⟨

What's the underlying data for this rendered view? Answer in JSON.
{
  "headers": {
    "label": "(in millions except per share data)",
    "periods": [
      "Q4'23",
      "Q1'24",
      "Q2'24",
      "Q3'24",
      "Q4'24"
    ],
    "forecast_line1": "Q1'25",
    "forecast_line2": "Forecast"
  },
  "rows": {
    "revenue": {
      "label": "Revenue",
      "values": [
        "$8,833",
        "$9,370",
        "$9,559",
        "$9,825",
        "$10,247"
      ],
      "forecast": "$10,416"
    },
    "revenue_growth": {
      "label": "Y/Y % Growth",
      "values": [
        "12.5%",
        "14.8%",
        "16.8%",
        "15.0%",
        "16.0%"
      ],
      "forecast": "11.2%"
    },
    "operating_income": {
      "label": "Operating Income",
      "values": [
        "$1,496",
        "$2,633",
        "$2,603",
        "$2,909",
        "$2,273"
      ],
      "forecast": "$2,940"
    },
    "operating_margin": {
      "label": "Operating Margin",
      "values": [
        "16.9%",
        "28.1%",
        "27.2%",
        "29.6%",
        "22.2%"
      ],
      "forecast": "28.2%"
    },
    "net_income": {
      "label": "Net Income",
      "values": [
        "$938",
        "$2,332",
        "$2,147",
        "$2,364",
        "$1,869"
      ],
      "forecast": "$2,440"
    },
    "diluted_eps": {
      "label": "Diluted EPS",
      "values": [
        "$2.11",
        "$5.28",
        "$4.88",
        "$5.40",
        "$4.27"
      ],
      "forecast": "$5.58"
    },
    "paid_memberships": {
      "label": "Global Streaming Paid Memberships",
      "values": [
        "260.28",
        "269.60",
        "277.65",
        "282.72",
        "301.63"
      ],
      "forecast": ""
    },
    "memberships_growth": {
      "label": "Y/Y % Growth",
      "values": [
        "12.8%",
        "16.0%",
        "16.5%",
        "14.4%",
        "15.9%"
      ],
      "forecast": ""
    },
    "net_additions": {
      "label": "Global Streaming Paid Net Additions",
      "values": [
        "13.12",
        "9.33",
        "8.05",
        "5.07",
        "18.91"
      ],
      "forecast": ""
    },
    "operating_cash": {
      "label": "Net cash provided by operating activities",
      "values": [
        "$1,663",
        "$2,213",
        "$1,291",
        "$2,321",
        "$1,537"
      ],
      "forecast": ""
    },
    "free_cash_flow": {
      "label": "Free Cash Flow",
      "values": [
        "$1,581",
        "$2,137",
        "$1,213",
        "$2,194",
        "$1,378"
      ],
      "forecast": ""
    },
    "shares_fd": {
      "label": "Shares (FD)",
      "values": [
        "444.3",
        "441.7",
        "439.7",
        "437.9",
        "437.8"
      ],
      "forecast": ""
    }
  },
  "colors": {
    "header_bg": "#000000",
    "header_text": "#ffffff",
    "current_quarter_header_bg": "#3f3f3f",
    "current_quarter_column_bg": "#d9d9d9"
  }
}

⟩

Problem details: Locate the string "data" in the listing above and copy every line where it occurs.

Expected answer:
What's the underlying data for this rendered view? Answer in JSON.
    "label": "(in millions except per share data)",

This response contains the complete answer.